EXCERPT ->
====

Re: linked open data and PDF from Martynas Jusevičius on 2015-01-19 (public-lod@w3.org from January 2015)

From: Martynas Jusevičius <martynas@graphity.org>
Date: Mon, 19 Jan 2015 23:31:46 +0100
To: Paul Houle <ontology2@gmail.com>
Cc: Larry Masinter <masinter@adobe.com>, "public-lod@w3.org" <public-lod@w3.org>
Message-ID: <CAE35VmxRXZsw1ebROv1E+0sdtEZbK4LOvJ0_qN0r2gK1SoawOA@mail.gmail.com>

Hey all,

I think APIs for common languages like Java and C# to extract XMP RDF
from PDF Files/Streams would be much more helpful than standalone
tools such as Paul mentions.

I've looked at Adobe PDF Library SDK but none of the features mention metadata:
http://www.adobe.com/devnet/pdf/library.html


Martynas
graphityhq.com

On Mon, Jan 19, 2015 at 11:24 PM, Paul Houle <ontology2@gmail.com> wrote:
> I just used Acrobat Pro to look at the XMP metadata for a standards document
> (extra credit if you know which one) and saw something like this
>
> https://raw.githubusercontent.com/paulhoule/images/master/MetadataSample.PNG
>
> in this particular case this is fine RDF,  just very little of it because
> nobody made an effort to fill it in.  The lack of a title is particularly
> annoying when I am reading this document at the gym because it gets lost in
> a maze of twisty filenames that all look the same,
>
> I looked at some financial statements and found that some were very well
> annotated and some not at all.  Acrobat Pro has a tool that outputs the data
> in RDF/XML;  I can't imagine it is hard to get this data out with third
> party tools in most cases.

====

DATASET ENTRIES ->
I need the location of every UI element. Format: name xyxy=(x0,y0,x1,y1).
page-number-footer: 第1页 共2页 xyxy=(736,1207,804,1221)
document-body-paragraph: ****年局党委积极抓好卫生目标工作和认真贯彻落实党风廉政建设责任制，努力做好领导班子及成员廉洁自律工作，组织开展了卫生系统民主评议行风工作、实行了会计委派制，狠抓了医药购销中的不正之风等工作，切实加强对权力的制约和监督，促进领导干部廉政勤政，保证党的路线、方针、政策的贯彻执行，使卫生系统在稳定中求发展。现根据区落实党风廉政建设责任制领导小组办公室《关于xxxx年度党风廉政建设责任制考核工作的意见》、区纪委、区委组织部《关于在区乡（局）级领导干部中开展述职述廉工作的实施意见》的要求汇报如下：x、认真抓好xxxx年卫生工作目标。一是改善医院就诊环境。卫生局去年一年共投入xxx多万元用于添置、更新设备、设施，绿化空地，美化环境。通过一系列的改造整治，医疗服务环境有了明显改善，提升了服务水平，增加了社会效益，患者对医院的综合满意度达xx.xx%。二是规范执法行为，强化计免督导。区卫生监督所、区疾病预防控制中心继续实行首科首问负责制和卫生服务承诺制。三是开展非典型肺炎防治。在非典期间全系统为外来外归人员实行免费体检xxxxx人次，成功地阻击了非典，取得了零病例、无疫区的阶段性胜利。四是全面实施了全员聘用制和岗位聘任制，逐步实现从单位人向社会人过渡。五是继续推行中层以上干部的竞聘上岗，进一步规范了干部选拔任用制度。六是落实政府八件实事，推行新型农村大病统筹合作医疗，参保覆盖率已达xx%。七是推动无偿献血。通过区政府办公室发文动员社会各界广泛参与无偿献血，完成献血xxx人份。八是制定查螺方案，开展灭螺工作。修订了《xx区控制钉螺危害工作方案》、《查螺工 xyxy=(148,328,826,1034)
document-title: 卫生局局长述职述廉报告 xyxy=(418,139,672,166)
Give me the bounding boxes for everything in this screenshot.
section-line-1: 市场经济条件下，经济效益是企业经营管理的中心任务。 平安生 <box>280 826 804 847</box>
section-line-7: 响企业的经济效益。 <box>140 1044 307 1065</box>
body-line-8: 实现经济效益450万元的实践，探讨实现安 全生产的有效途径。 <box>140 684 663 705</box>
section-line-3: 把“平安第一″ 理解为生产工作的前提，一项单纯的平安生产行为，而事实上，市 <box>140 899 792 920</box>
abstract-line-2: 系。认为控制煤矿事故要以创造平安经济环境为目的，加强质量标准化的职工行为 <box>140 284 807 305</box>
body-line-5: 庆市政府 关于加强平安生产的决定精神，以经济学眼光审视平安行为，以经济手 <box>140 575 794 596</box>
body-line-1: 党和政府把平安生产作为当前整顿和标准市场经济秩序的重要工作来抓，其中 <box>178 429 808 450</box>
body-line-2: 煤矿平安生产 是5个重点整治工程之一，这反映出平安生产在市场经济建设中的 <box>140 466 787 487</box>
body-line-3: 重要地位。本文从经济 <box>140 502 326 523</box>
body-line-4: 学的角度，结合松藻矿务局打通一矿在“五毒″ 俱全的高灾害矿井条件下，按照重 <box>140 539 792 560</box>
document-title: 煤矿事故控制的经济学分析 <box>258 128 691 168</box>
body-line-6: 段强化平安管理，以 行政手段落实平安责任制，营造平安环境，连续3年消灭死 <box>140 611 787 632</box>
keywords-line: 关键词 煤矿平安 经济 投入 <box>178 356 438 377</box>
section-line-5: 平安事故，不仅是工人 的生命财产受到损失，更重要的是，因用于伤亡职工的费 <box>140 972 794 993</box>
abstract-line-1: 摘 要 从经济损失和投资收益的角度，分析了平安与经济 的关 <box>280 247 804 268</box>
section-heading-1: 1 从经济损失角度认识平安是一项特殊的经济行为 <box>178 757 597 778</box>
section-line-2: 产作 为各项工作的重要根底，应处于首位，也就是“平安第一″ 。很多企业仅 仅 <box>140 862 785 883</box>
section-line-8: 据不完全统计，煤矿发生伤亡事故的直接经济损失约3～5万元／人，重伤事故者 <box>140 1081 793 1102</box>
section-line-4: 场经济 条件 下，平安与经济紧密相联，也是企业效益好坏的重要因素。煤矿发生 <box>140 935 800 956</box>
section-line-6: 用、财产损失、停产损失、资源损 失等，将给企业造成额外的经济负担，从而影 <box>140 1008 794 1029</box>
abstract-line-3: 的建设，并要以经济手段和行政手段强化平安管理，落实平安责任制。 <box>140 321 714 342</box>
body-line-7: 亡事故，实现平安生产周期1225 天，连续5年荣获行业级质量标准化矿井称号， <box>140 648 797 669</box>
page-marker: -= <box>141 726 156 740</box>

====

AIM OF THE EXERCISE -> Write what comes next in the mailing-list message about getting XMP metadata out of PDF files, starting right after its final sentence.

WRITTEN ANSWER ->
>
>
> On Mon, Jan 19, 2015 at 2:36 PM, Larry Masinter <masinter@adobe.com> wrote:
>>
>> I just joined this list. I’m looking to help improve the story for Linked
>> Open Data in PDF, to lift PDF (and other formats) from one-star to five,
>> perhaps using XMP. I’ve found a few hints in the mailing list archive here.
>> http://lists.w3.org/Archives/Public/public-lod/2014Oct/0169.html
>> but I’m still looking. Any clues, problem statements, sample sites?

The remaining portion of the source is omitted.